Items from a figure collection:
= = =

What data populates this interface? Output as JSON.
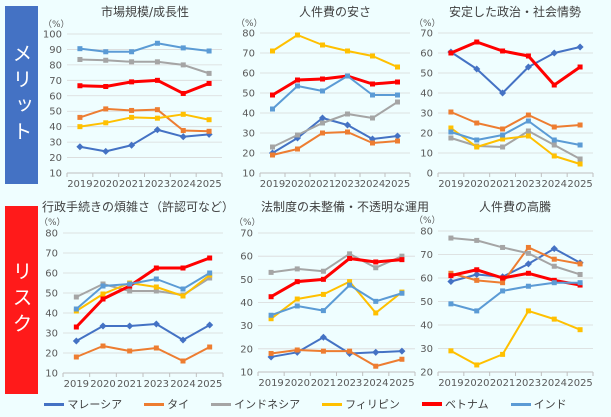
{
  "side_labels": {
    "merit": "メリット",
    "risk": "リスク"
  },
  "legend_order": [
    "malaysia",
    "thailand",
    "indonesia",
    "philippines",
    "vietnam",
    "india"
  ],
  "series_meta": {
    "malaysia": {
      "name": "マレーシア",
      "color": "#4472c4"
    },
    "thailand": {
      "name": "タイ",
      "color": "#ed7d31"
    },
    "indonesia": {
      "name": "インドネシア",
      "color": "#a5a5a5"
    },
    "philippines": {
      "name": "フィリピン",
      "color": "#ffc000"
    },
    "vietnam": {
      "name": "ベトナム",
      "color": "#ff0000"
    },
    "india": {
      "name": "インド",
      "color": "#5b9bd5"
    }
  },
  "chart_data": [
    {
      "type": "line",
      "title": "市場規模/成長性",
      "unit": "（%）",
      "categories": [
        "2019",
        "2020",
        "2021",
        "2023",
        "2024",
        "2025"
      ],
      "ylim": [
        10,
        100
      ],
      "ystep": 10,
      "grid": true,
      "series": {
        "malaysia": [
          27,
          24,
          28,
          38,
          33.5,
          35
        ],
        "thailand": [
          46,
          51.5,
          50.5,
          51,
          37.5,
          37
        ],
        "indonesia": [
          83.5,
          83,
          82,
          82,
          80,
          74.5
        ],
        "philippines": [
          40,
          42.5,
          46,
          45.5,
          48,
          44.5
        ],
        "vietnam": [
          66.5,
          66,
          69,
          70,
          61.5,
          68
        ],
        "india": [
          90.5,
          88.5,
          88.5,
          94,
          91,
          89
        ]
      }
    },
    {
      "type": "line",
      "title": "人件費の安さ",
      "unit": "（%）",
      "categories": [
        "2019",
        "2020",
        "2021",
        "2023",
        "2024",
        "2025"
      ],
      "ylim": [
        10,
        80
      ],
      "ystep": 10,
      "grid": true,
      "series": {
        "malaysia": [
          20,
          27.5,
          37.5,
          34,
          27,
          28.5
        ],
        "thailand": [
          19,
          22,
          30,
          30.5,
          25,
          26
        ],
        "indonesia": [
          23,
          29,
          35,
          39.5,
          37.5,
          45.5
        ],
        "philippines": [
          71,
          79,
          74,
          71,
          68.5,
          63
        ],
        "vietnam": [
          49,
          56.5,
          57,
          58.5,
          54.5,
          55.5
        ],
        "india": [
          42,
          53.5,
          51,
          58.5,
          49,
          49
        ]
      }
    },
    {
      "type": "line",
      "title": "安定した政治・社会情勢",
      "unit": "（%）",
      "categories": [
        "2019",
        "2020",
        "2021",
        "2023",
        "2024",
        "2025"
      ],
      "ylim": [
        0,
        70
      ],
      "ystep": 10,
      "grid": true,
      "series": {
        "malaysia": [
          60.5,
          52,
          40,
          53,
          60,
          63
        ],
        "thailand": [
          30.5,
          25,
          22,
          29,
          23,
          24
        ],
        "indonesia": [
          17.5,
          13.5,
          13,
          21,
          14,
          7
        ],
        "philippines": [
          22.5,
          13,
          17,
          18.5,
          8.5,
          4.5
        ],
        "vietnam": [
          60,
          65.5,
          61,
          58.5,
          44,
          53
        ],
        "india": [
          20.5,
          16.5,
          19,
          26,
          16.5,
          14
        ]
      }
    },
    {
      "type": "line",
      "title": "行政手続きの煩雑さ（許認可など）",
      "unit": "（%）",
      "categories": [
        "2019",
        "2020",
        "2021",
        "2023",
        "2024",
        "2025"
      ],
      "ylim": [
        10,
        80
      ],
      "ystep": 10,
      "grid": true,
      "series": {
        "malaysia": [
          26,
          33.5,
          33.5,
          34.5,
          26.5,
          34
        ],
        "thailand": [
          18,
          23.5,
          21,
          22.5,
          16,
          23
        ],
        "indonesia": [
          48,
          54.5,
          51,
          51,
          49,
          57.5
        ],
        "philippines": [
          41,
          49.5,
          55,
          53,
          48.5,
          59
        ],
        "vietnam": [
          33,
          47,
          53.5,
          62.5,
          62.5,
          67.5
        ],
        "india": [
          42,
          53.5,
          54.5,
          57,
          52,
          60
        ]
      }
    },
    {
      "type": "line",
      "title": "法制度の未整備・不透明な運用",
      "unit": "（%）",
      "categories": [
        "2019",
        "2020",
        "2021",
        "2023",
        "2024",
        "2025"
      ],
      "ylim": [
        10,
        70
      ],
      "ystep": 10,
      "grid": true,
      "series": {
        "malaysia": [
          16.5,
          18.5,
          25,
          18,
          18.5,
          19
        ],
        "thailand": [
          18,
          19.5,
          19,
          19,
          12.5,
          15.5
        ],
        "indonesia": [
          53,
          54.5,
          53.5,
          61,
          55,
          60
        ],
        "philippines": [
          33,
          41.5,
          43.5,
          49,
          35.5,
          44.5
        ],
        "vietnam": [
          42.5,
          49,
          50,
          59,
          57.5,
          58.5
        ],
        "india": [
          34.5,
          38.5,
          36.5,
          47.5,
          40.5,
          44
        ]
      }
    },
    {
      "type": "line",
      "title": "人件費の高騰",
      "unit": "（%）",
      "categories": [
        "2019",
        "2020",
        "2021",
        "2023",
        "2024",
        "2025"
      ],
      "ylim": [
        20,
        80
      ],
      "ystep": 10,
      "grid": true,
      "series": {
        "malaysia": [
          58.5,
          61.5,
          60.5,
          66,
          72.5,
          66.5
        ],
        "thailand": [
          62,
          59,
          58,
          73,
          68,
          66
        ],
        "indonesia": [
          77,
          76,
          73,
          70.5,
          65,
          61.5
        ],
        "philippines": [
          29,
          23,
          27.5,
          46,
          42.5,
          38
        ],
        "vietnam": [
          61,
          63.5,
          60,
          62,
          59,
          57
        ],
        "india": [
          49,
          46,
          54.5,
          56.5,
          58,
          58
        ]
      }
    }
  ]
}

= = =

**EXERCISE GOAL**
Quote the entries above word for word. Leave the images out.

**CORRECT RESPONSE**
What data populates this interface? Output as JSON.
{
  "side_labels": {
    "merit": "メリット",
    "risk": "リスク"
  },
  "legend_order": [
    "malaysia",
    "thailand",
    "indonesia",
    "philippines",
    "vietnam",
    "india"
  ],
  "series_meta": {
    "malaysia": {
      "name": "マレーシア",
      "color": "#4472c4"
    },
    "thailand": {
      "name": "タイ",
      "color": "#ed7d31"
    },
    "indonesia": {
      "name": "インドネシア",
      "color": "#a5a5a5"
    },
    "philippines": {
      "name": "フィリピン",
      "color": "#ffc000"
    },
    "vietnam": {
      "name": "ベトナム",
      "color": "#ff0000"
    },
    "india": {
      "name": "インド",
      "color": "#5b9bd5"
    }
  },
  "chart_data": [
    {
      "type": "line",
      "title": "市場規模/成長性",
      "unit": "（%）",
      "categories": [
        "2019",
        "2020",
        "2021",
        "2023",
        "2024",
        "2025"
      ],
      "ylim": [
        10,
        100
      ],
      "ystep": 10,
      "grid": true,
      "series": {
        "malaysia": [
          27,
          24,
          28,
          38,
          33.5,
          35
        ],
        "thailand": [
          46,
          51.5,
          50.5,
          51,
          37.5,
          37
        ],
        "indonesia": [
          83.5,
          83,
          82,
          82,
          80,
          74.5
        ],
        "philippines": [
          40,
          42.5,
          46,
          45.5,
          48,
          44.5
        ],
        "vietnam": [
          66.5,
          66,
          69,
          70,
          61.5,
          68
        ],
        "india": [
          90.5,
          88.5,
          88.5,
          94,
          91,
          89
        ]
      }
    },
    {
      "type": "line",
      "title": "人件費の安さ",
      "unit": "（%）",
      "categories": [
        "2019",
        "2020",
        "2021",
        "2023",
        "2024",
        "2025"
      ],
      "ylim": [
        10,
        80
      ],
      "ystep": 10,
      "grid": true,
      "series": {
        "malaysia": [
          20,
          27.5,
          37.5,
          34,
          27,
          28.5
        ],
        "thailand": [
          19,
          22,
          30,
          30.5,
          25,
          26
        ],
        "indonesia": [
          23,
          29,
          35,
          39.5,
          37.5,
          45.5
        ],
        "philippines": [
          71,
          79,
          74,
          71,
          68.5,
          63
        ],
        "vietnam": [
          49,
          56.5,
          57,
          58.5,
          54.5,
          55.5
        ],
        "india": [
          42,
          53.5,
          51,
          58.5,
          49,
          49
        ]
      }
    },
    {
      "type": "line",
      "title": "安定した政治・社会情勢",
      "unit": "（%）",
      "categories": [
        "2019",
        "2020",
        "2021",
        "2023",
        "2024",
        "2025"
      ],
      "ylim": [
        0,
        70
      ],
      "ystep": 10,
      "grid": true,
      "series": {
        "malaysia": [
          60.5,
          52,
          40,
          53,
          60,
          63
        ],
        "thailand": [
          30.5,
          25,
          22,
          29,
          23,
          24
        ],
        "indonesia": [
          17.5,
          13.5,
          13,
          21,
          14,
          7
        ],
        "philippines": [
          22.5,
          13,
          17,
          18.5,
          8.5,
          4.5
        ],
        "vietnam": [
          60,
          65.5,
          61,
          58.5,
          44,
          53
        ],
        "india": [
          20.5,
          16.5,
          19,
          26,
          16.5,
          14
        ]
      }
    },
    {
      "type": "line",
      "title": "行政手続きの煩雑さ（許認可など）",
      "unit": "（%）",
      "categories": [
        "2019",
        "2020",
        "2021",
        "2023",
        "2024",
        "2025"
      ],
      "ylim": [
        10,
        80
      ],
      "ystep": 10,
      "grid": true,
      "series": {
        "malaysia": [
          26,
          33.5,
          33.5,
          34.5,
          26.5,
          34
        ],
        "thailand": [
          18,
          23.5,
          21,
          22.5,
          16,
          23
        ],
        "indonesia": [
          48,
          54.5,
          51,
          51,
          49,
          57.5
        ],
        "philippines": [
          41,
          49.5,
          55,
          53,
          48.5,
          59
        ],
        "vietnam": [
          33,
          47,
          53.5,
          62.5,
          62.5,
          67.5
        ],
        "india": [
          42,
          53.5,
          54.5,
          57,
          52,
          60
        ]
      }
    },
    {
      "type": "line",
      "title": "法制度の未整備・不透明な運用",
      "unit": "（%）",
      "categories": [
        "2019",
        "2020",
        "2021",
        "2023",
        "2024",
        "2025"
      ],
      "ylim": [
        10,
        70
      ],
      "ystep": 10,
      "grid": true,
      "series": {
        "malaysia": [
          16.5,
          18.5,
          25,
          18,
          18.5,
          19
        ],
        "thailand": [
          18,
          19.5,
          19,
          19,
          12.5,
          15.5
        ],
        "indonesia": [
          53,
          54.5,
          53.5,
          61,
          55,
          60
        ],
        "philippines": [
          33,
          41.5,
          43.5,
          49,
          35.5,
          44.5
        ],
        "vietnam": [
          42.5,
          49,
          50,
          59,
          57.5,
          58.5
        ],
        "india": [
          34.5,
          38.5,
          36.5,
          47.5,
          40.5,
          44
        ]
      }
    },
    {
      "type": "line",
      "title": "人件費の高騰",
      "unit": "（%）",
      "categories": [
        "2019",
        "2020",
        "2021",
        "2023",
        "2024",
        "2025"
      ],
      "ylim": [
        20,
        80
      ],
      "ystep": 10,
      "grid": true,
      "series": {
        "malaysia": [
          58.5,
          61.5,
          60.5,
          66,
          72.5,
          66.5
        ],
        "thailand": [
          62,
          59,
          58,
          73,
          68,
          66
        ],
        "indonesia": [
          77,
          76,
          73,
          70.5,
          65,
          61.5
        ],
        "philippines": [
          29,
          23,
          27.5,
          46,
          42.5,
          38
        ],
        "vietnam": [
          61,
          63.5,
          60,
          62,
          59,
          57
        ],
        "india": [
          49,
          46,
          54.5,
          56.5,
          58,
          58
        ]
      }
    }
  ]
}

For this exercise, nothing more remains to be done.